• Dataset extract:

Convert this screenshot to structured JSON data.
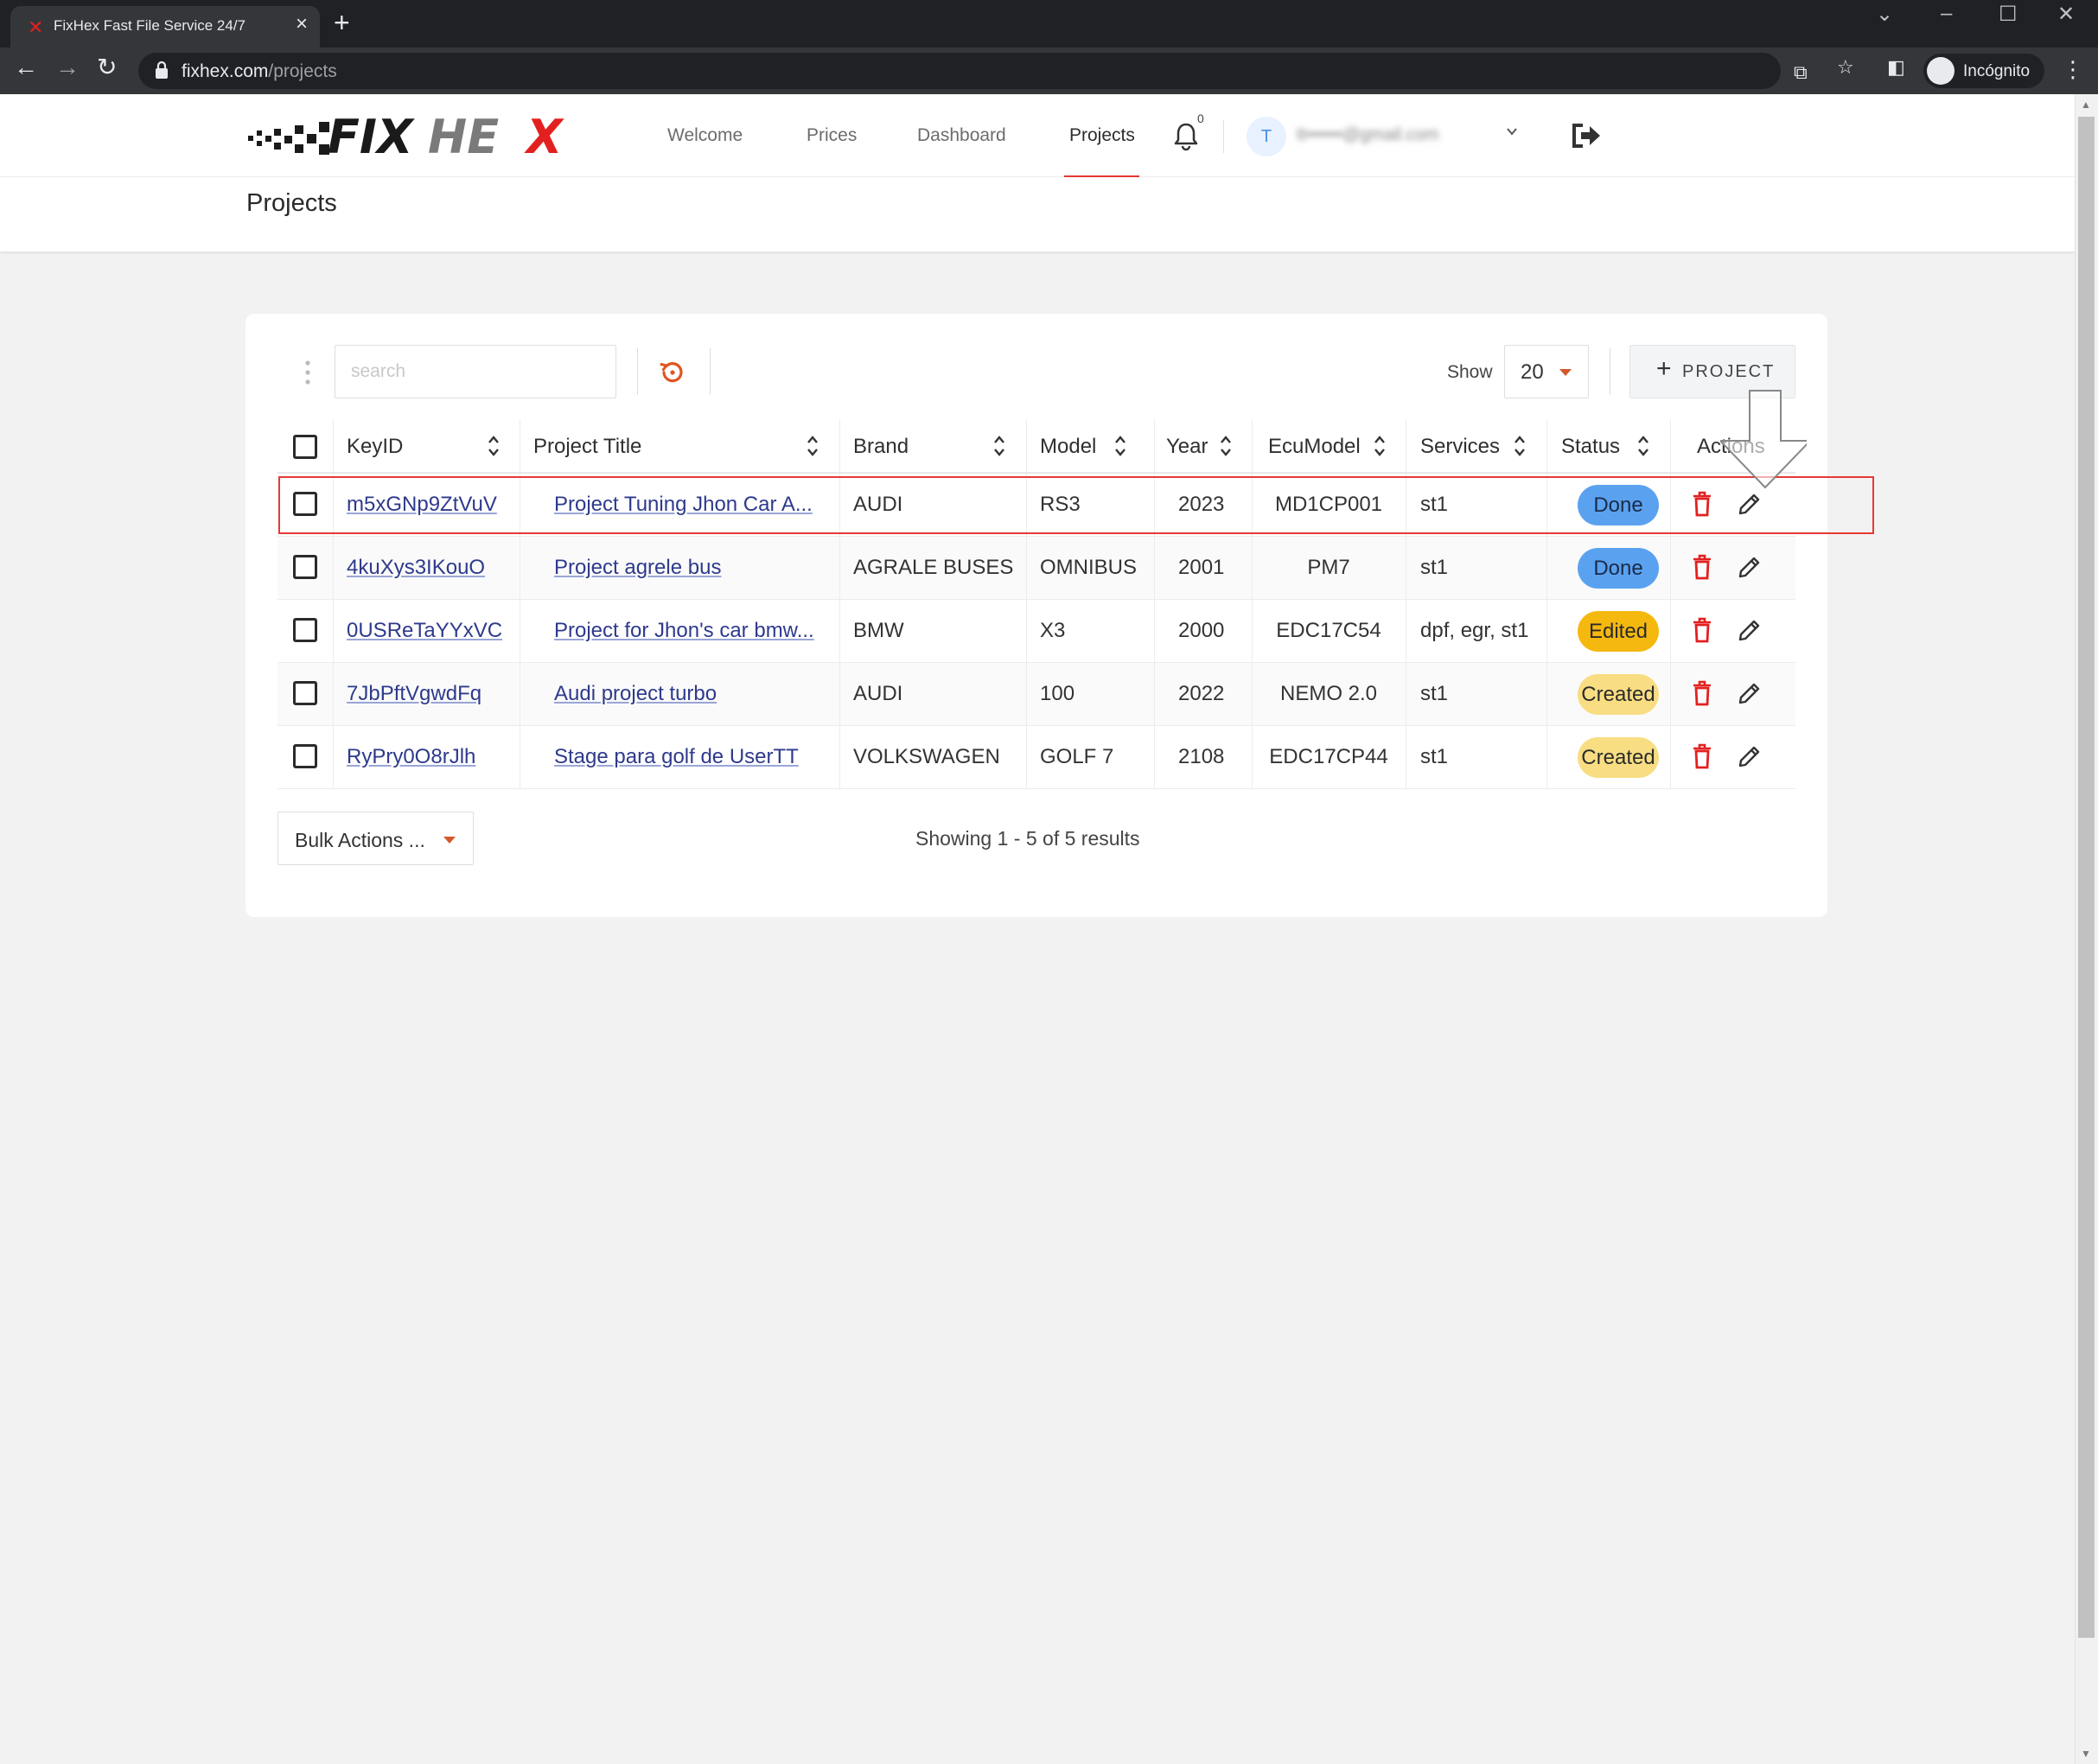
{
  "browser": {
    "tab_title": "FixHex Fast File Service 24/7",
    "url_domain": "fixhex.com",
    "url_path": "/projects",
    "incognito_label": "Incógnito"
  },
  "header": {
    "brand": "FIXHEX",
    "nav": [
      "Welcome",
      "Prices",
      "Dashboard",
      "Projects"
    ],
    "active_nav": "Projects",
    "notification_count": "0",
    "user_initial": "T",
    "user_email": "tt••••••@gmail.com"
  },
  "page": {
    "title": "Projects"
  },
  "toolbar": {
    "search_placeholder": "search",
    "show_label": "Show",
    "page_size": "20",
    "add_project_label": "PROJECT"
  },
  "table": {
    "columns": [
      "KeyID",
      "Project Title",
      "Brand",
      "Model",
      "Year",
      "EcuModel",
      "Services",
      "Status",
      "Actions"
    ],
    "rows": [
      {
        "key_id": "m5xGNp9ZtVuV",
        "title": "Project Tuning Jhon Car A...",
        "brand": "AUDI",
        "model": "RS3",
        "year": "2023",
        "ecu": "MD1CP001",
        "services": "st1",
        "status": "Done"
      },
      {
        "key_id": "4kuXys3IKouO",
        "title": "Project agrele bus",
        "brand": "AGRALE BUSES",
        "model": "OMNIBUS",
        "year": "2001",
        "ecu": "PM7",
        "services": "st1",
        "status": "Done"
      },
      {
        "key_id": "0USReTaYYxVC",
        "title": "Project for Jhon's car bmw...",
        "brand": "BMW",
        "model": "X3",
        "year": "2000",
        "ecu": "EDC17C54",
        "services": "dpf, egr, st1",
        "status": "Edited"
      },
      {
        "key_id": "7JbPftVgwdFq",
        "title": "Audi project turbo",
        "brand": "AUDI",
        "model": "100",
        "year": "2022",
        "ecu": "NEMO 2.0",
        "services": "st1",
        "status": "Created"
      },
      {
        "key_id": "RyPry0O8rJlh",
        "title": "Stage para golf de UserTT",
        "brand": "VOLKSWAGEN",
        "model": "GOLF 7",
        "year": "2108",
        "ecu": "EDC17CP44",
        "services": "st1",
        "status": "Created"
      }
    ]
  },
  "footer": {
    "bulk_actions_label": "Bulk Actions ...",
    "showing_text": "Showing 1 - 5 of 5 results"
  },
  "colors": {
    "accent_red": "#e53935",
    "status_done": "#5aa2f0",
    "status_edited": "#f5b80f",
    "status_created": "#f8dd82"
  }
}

• Problem details: Give back every line exactly as it stands, pictures excluded.

• Exercise result:
Convert this screenshot to structured JSON data.
{
  "browser": {
    "tab_title": "FixHex Fast File Service 24/7",
    "url_domain": "fixhex.com",
    "url_path": "/projects",
    "incognito_label": "Incógnito"
  },
  "header": {
    "brand": "FIXHEX",
    "nav": [
      "Welcome",
      "Prices",
      "Dashboard",
      "Projects"
    ],
    "active_nav": "Projects",
    "notification_count": "0",
    "user_initial": "T",
    "user_email": "tt••••••@gmail.com"
  },
  "page": {
    "title": "Projects"
  },
  "toolbar": {
    "search_placeholder": "search",
    "show_label": "Show",
    "page_size": "20",
    "add_project_label": "PROJECT"
  },
  "table": {
    "columns": [
      "KeyID",
      "Project Title",
      "Brand",
      "Model",
      "Year",
      "EcuModel",
      "Services",
      "Status",
      "Actions"
    ],
    "rows": [
      {
        "key_id": "m5xGNp9ZtVuV",
        "title": "Project Tuning Jhon Car A...",
        "brand": "AUDI",
        "model": "RS3",
        "year": "2023",
        "ecu": "MD1CP001",
        "services": "st1",
        "status": "Done"
      },
      {
        "key_id": "4kuXys3IKouO",
        "title": "Project agrele bus",
        "brand": "AGRALE BUSES",
        "model": "OMNIBUS",
        "year": "2001",
        "ecu": "PM7",
        "services": "st1",
        "status": "Done"
      },
      {
        "key_id": "0USReTaYYxVC",
        "title": "Project for Jhon's car bmw...",
        "brand": "BMW",
        "model": "X3",
        "year": "2000",
        "ecu": "EDC17C54",
        "services": "dpf, egr, st1",
        "status": "Edited"
      },
      {
        "key_id": "7JbPftVgwdFq",
        "title": "Audi project turbo",
        "brand": "AUDI",
        "model": "100",
        "year": "2022",
        "ecu": "NEMO 2.0",
        "services": "st1",
        "status": "Created"
      },
      {
        "key_id": "RyPry0O8rJlh",
        "title": "Stage para golf de UserTT",
        "brand": "VOLKSWAGEN",
        "model": "GOLF 7",
        "year": "2108",
        "ecu": "EDC17CP44",
        "services": "st1",
        "status": "Created"
      }
    ]
  },
  "footer": {
    "bulk_actions_label": "Bulk Actions ...",
    "showing_text": "Showing 1 - 5 of 5 results"
  },
  "colors": {
    "accent_red": "#e53935",
    "status_done": "#5aa2f0",
    "status_edited": "#f5b80f",
    "status_created": "#f8dd82"
  }
}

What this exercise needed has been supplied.